* Aim *
Which lines in the material below contain the word "ECMWF"? Copy each of them.

* The data *
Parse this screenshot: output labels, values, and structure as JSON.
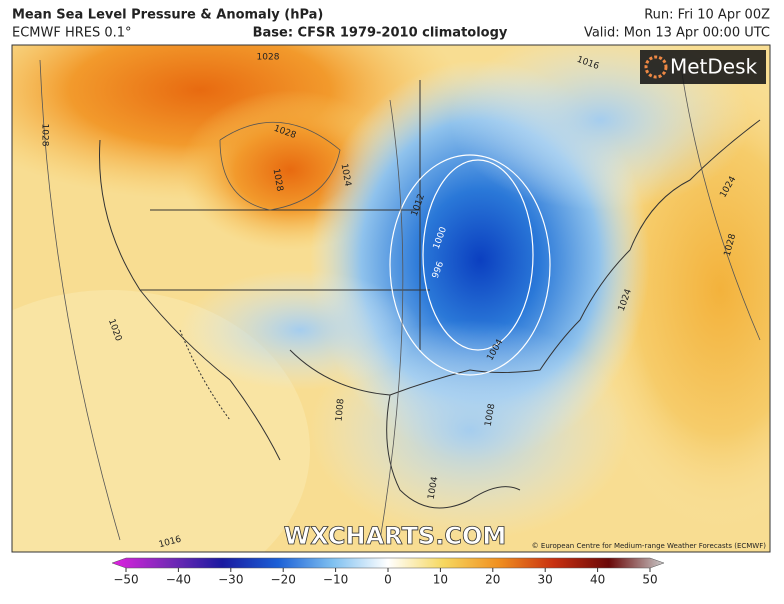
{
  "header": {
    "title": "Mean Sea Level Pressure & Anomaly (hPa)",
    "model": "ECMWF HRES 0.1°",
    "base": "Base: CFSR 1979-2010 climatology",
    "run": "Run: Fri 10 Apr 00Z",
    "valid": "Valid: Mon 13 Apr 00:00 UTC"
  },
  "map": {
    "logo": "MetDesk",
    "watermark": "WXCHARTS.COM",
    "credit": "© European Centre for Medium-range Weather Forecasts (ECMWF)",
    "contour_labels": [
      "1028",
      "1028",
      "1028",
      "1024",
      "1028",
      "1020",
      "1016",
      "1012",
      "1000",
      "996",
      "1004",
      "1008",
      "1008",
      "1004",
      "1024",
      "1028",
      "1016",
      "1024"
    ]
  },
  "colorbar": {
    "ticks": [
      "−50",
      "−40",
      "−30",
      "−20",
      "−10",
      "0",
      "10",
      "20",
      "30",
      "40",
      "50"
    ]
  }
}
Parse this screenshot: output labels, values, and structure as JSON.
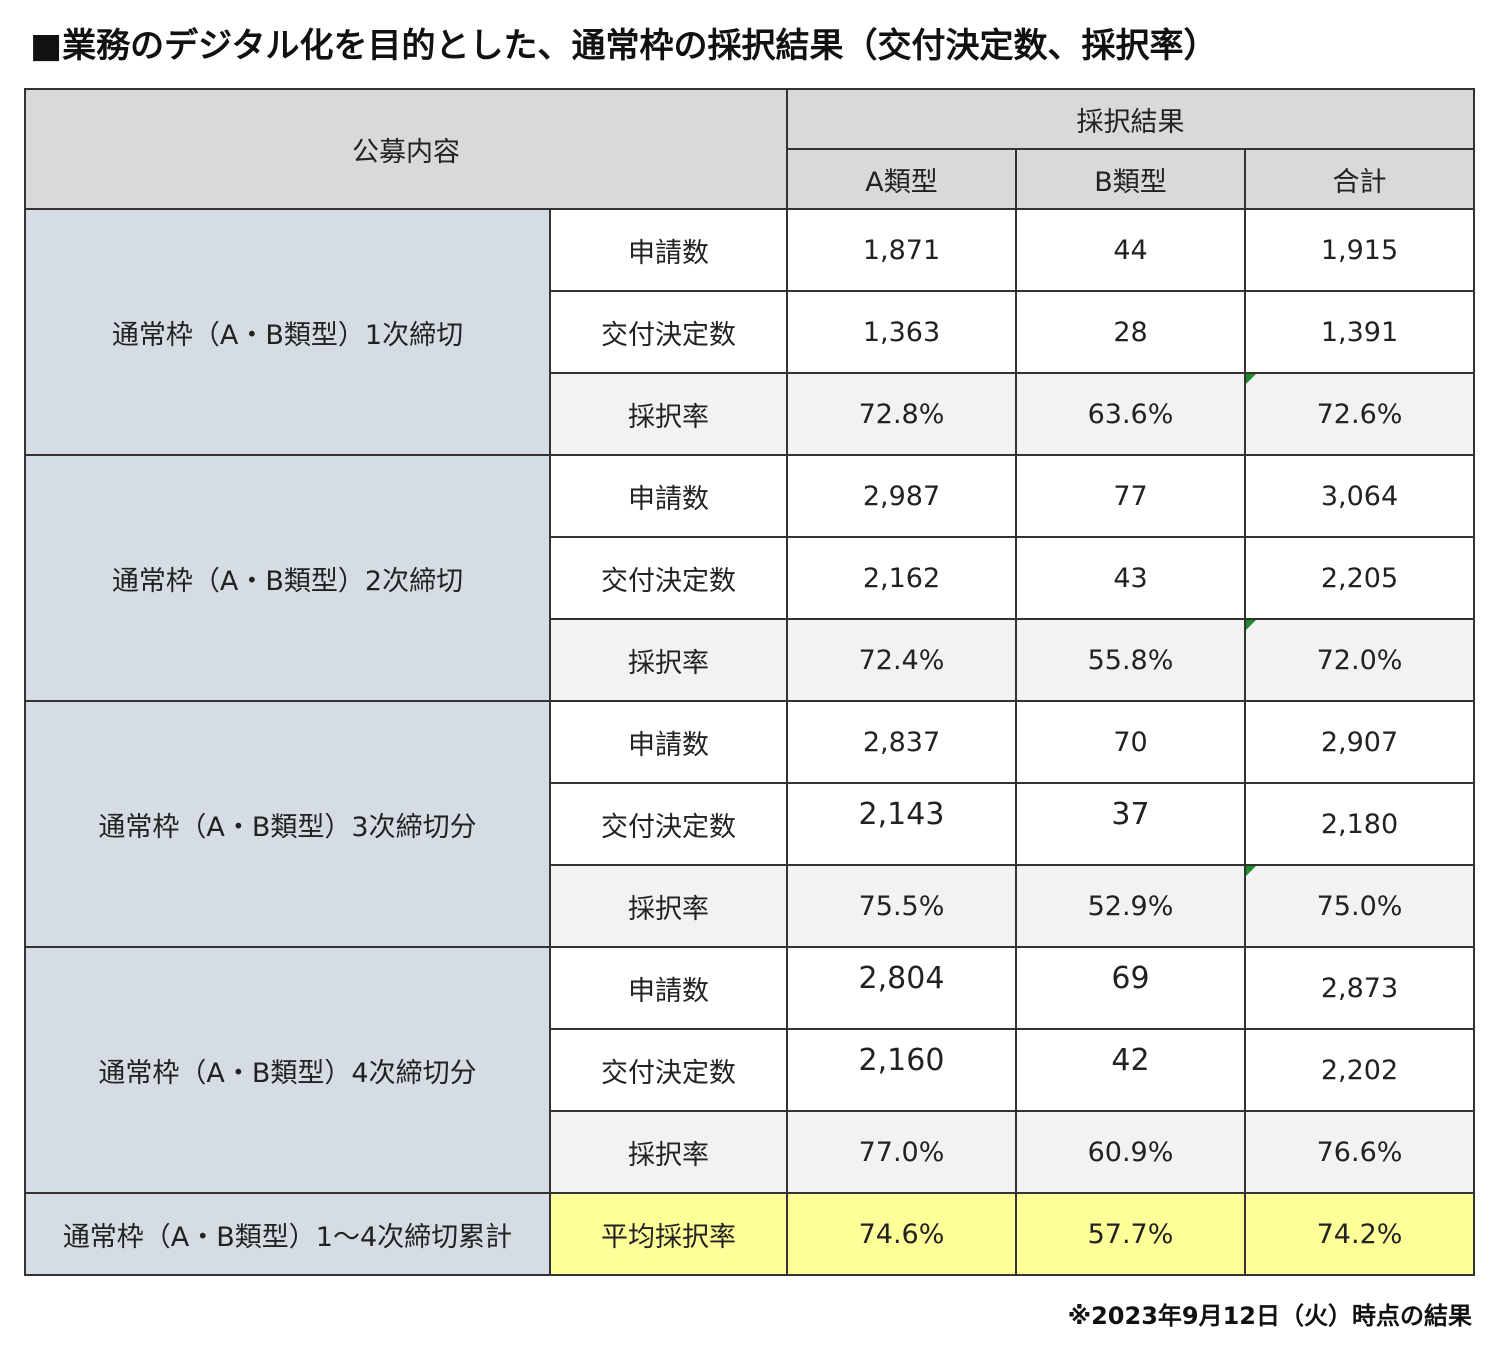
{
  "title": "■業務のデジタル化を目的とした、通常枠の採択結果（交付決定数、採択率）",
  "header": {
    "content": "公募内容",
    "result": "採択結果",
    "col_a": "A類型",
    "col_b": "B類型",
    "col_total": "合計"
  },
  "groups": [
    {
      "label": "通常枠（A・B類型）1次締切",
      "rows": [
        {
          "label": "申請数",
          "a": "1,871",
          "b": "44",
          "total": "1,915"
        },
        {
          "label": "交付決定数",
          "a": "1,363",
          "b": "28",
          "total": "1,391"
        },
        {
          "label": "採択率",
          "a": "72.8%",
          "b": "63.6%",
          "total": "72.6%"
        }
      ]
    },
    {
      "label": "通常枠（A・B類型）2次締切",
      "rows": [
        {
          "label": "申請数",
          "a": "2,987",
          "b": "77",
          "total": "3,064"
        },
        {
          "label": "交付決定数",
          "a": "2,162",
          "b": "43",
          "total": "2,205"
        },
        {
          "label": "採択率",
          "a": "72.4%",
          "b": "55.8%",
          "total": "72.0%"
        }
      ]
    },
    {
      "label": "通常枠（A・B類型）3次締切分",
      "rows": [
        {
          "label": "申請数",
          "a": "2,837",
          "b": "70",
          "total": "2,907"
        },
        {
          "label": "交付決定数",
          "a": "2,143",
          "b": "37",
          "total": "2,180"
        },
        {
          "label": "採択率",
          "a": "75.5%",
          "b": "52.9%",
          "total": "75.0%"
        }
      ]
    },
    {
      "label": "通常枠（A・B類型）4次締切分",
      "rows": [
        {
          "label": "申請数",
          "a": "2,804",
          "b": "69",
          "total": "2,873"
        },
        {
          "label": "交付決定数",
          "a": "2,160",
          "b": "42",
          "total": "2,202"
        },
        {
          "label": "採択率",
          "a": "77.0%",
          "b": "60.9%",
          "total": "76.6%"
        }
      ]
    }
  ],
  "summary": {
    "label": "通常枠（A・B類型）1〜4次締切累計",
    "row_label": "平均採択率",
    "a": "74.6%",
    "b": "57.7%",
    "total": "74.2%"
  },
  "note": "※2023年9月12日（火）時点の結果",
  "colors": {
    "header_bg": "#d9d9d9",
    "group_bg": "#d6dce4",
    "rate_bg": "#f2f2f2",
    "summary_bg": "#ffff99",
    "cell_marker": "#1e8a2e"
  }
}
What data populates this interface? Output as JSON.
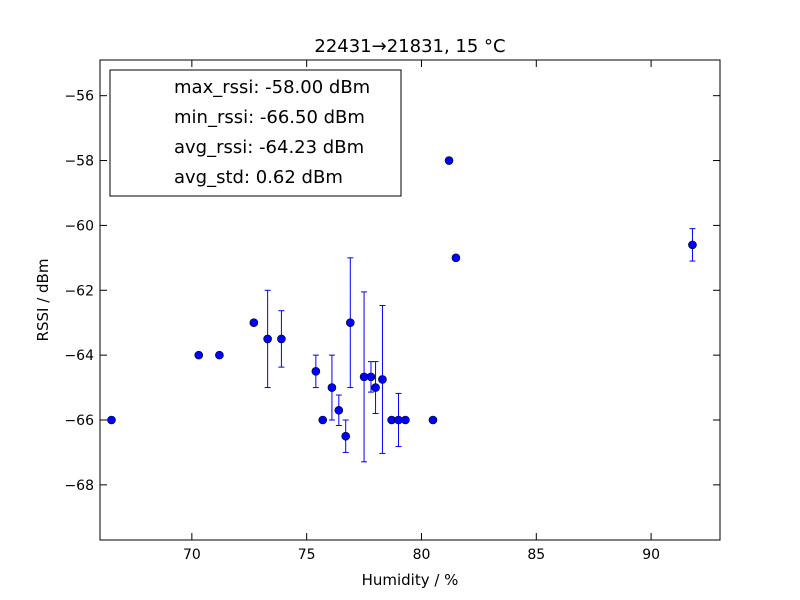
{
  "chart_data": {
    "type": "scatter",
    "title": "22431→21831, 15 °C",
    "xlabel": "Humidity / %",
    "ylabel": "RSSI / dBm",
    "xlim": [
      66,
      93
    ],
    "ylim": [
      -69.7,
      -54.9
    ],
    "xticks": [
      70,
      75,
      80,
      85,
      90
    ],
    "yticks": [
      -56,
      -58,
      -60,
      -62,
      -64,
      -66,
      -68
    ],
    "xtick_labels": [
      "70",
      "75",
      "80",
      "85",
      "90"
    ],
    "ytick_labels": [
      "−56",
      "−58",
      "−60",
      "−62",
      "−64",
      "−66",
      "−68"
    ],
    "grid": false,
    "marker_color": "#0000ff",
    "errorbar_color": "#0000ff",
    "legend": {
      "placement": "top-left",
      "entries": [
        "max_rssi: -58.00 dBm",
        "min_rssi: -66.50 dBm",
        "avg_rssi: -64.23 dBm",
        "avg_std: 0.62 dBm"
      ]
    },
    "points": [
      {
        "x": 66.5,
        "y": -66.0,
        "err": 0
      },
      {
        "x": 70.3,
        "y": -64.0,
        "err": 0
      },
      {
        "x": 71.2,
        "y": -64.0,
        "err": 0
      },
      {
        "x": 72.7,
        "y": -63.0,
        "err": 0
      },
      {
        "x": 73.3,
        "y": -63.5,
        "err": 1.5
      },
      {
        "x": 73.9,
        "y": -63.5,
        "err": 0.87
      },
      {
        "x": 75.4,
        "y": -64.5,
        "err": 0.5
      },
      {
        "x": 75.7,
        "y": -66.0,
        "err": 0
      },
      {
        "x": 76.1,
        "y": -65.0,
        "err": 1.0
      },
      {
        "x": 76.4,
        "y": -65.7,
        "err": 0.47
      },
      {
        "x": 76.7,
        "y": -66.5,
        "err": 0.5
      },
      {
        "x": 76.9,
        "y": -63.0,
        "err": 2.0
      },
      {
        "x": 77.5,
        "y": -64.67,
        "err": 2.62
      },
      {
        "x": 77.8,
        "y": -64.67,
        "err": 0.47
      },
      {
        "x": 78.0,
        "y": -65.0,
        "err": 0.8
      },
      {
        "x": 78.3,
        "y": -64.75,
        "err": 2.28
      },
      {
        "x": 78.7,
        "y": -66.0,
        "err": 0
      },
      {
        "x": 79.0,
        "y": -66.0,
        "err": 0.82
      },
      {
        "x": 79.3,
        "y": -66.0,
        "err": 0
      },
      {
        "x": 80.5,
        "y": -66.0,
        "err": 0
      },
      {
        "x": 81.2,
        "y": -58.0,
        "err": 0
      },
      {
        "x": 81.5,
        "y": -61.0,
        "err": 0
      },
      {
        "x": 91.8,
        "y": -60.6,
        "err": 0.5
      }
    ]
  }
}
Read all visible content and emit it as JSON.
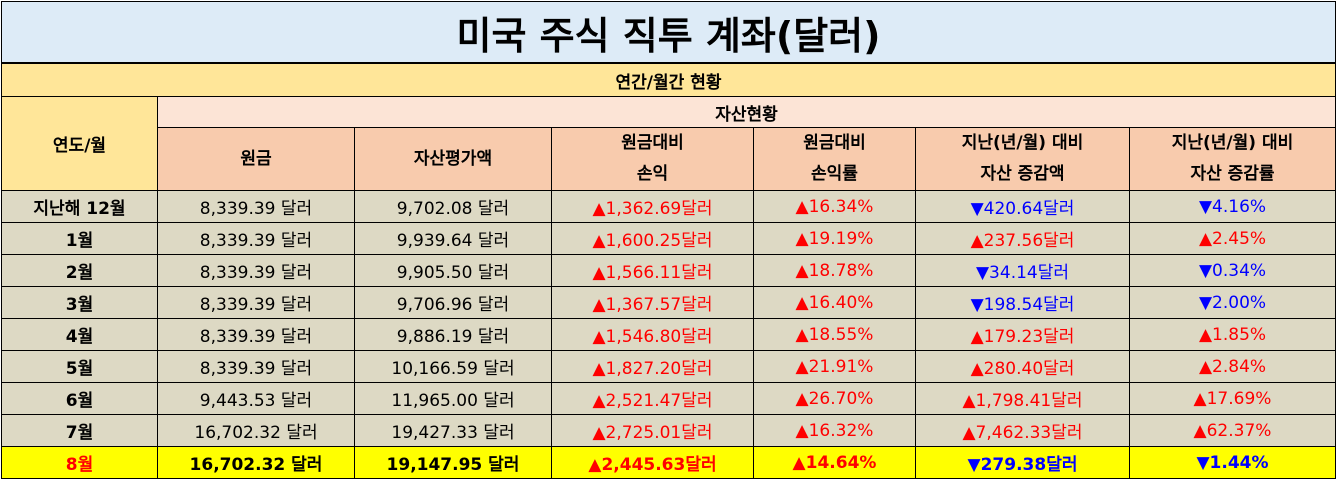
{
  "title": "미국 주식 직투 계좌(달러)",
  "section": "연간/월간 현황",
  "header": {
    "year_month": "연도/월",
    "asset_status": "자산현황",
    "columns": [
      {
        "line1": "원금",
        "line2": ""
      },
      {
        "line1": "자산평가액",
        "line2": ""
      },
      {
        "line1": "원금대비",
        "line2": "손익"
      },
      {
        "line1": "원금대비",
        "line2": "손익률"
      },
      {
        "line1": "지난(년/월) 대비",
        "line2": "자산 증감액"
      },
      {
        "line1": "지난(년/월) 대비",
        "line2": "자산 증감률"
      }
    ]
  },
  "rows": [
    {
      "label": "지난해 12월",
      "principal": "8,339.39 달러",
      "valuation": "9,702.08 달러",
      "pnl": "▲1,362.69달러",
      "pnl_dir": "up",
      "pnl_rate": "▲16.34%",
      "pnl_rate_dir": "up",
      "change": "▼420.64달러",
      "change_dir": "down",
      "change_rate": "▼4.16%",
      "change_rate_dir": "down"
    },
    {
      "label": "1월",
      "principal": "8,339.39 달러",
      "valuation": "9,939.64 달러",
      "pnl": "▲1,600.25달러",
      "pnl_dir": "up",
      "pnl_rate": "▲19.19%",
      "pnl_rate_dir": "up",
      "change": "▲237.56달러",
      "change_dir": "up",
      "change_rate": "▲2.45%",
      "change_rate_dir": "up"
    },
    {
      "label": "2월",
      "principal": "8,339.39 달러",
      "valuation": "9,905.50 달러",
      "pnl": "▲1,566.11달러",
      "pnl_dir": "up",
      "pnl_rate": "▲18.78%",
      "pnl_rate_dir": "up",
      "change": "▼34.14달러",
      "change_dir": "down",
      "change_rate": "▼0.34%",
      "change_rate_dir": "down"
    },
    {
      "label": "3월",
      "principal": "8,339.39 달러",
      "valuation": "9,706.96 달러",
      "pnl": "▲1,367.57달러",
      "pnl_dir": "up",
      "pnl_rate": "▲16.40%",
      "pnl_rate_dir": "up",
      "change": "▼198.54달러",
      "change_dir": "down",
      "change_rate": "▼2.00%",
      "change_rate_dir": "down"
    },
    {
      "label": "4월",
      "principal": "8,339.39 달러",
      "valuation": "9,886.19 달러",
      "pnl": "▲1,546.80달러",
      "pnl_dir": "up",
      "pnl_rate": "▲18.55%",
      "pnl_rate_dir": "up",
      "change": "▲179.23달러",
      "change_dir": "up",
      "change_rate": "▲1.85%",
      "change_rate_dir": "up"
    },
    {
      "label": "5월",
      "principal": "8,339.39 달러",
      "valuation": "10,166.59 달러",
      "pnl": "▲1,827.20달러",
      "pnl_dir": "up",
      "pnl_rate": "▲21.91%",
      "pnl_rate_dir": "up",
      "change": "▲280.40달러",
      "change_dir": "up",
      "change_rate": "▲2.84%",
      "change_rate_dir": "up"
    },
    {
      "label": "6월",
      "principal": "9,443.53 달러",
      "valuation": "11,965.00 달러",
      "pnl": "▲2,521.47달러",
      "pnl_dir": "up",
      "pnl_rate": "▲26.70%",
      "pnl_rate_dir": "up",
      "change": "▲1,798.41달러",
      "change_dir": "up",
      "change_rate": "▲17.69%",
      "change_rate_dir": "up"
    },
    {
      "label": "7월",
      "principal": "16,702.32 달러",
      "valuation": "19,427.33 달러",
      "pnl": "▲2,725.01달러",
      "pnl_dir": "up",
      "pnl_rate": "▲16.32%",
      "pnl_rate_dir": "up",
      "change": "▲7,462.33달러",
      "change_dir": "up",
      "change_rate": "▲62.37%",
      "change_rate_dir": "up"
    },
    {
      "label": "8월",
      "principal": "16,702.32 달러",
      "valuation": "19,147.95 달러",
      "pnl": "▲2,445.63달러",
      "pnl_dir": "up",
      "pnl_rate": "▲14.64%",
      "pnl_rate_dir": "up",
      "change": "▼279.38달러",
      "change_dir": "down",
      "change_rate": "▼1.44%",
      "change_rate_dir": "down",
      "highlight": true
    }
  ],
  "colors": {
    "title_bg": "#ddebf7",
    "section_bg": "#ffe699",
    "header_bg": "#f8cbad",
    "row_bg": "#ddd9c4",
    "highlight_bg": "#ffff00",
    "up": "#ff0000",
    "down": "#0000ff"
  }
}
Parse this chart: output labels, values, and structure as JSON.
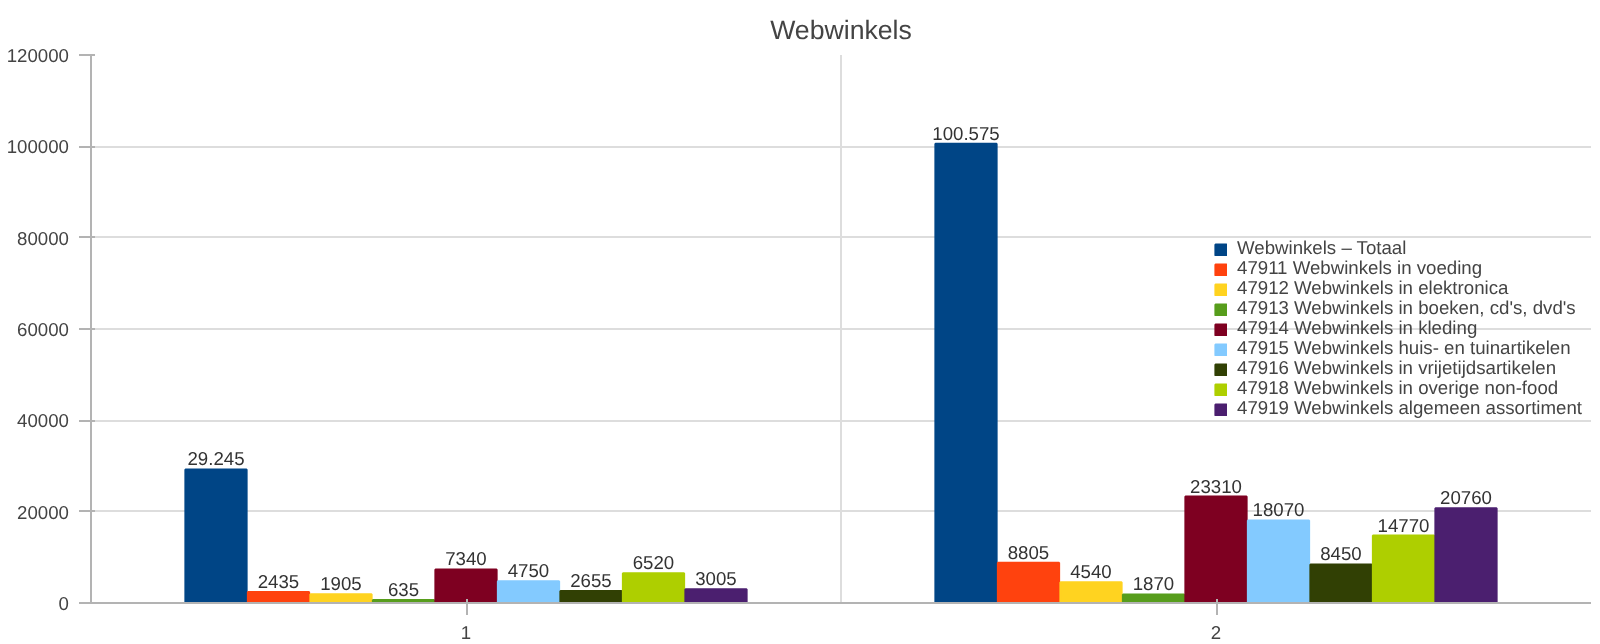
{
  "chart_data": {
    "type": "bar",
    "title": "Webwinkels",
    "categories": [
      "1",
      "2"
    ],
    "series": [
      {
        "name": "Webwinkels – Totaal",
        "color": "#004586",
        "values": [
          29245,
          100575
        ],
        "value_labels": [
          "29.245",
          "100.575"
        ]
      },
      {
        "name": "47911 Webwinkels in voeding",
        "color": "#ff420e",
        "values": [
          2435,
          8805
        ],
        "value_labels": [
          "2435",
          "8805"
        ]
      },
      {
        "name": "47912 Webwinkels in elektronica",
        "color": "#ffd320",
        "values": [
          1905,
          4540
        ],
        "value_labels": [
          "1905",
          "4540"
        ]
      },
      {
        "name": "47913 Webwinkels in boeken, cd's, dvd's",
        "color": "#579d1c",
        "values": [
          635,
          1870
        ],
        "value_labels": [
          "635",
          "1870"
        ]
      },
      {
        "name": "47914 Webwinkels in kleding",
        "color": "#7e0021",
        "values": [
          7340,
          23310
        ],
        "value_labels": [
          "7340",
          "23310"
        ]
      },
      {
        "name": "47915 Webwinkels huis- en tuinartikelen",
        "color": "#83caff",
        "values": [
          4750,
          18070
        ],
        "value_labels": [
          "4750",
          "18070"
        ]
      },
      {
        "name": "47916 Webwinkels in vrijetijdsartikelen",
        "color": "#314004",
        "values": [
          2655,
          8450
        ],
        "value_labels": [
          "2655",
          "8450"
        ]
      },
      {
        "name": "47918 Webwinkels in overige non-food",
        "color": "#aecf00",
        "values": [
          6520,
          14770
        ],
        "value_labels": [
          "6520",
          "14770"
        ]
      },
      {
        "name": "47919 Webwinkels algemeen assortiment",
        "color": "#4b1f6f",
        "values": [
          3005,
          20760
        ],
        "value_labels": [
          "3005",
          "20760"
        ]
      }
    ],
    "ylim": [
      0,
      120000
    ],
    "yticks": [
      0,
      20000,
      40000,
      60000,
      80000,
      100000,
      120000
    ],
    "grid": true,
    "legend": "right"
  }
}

* Task result *
    "model": "ECMWF HRES 0.1°",
    "credit": "© European Centre for Medium-range Weather Forecasts (ECMWF)",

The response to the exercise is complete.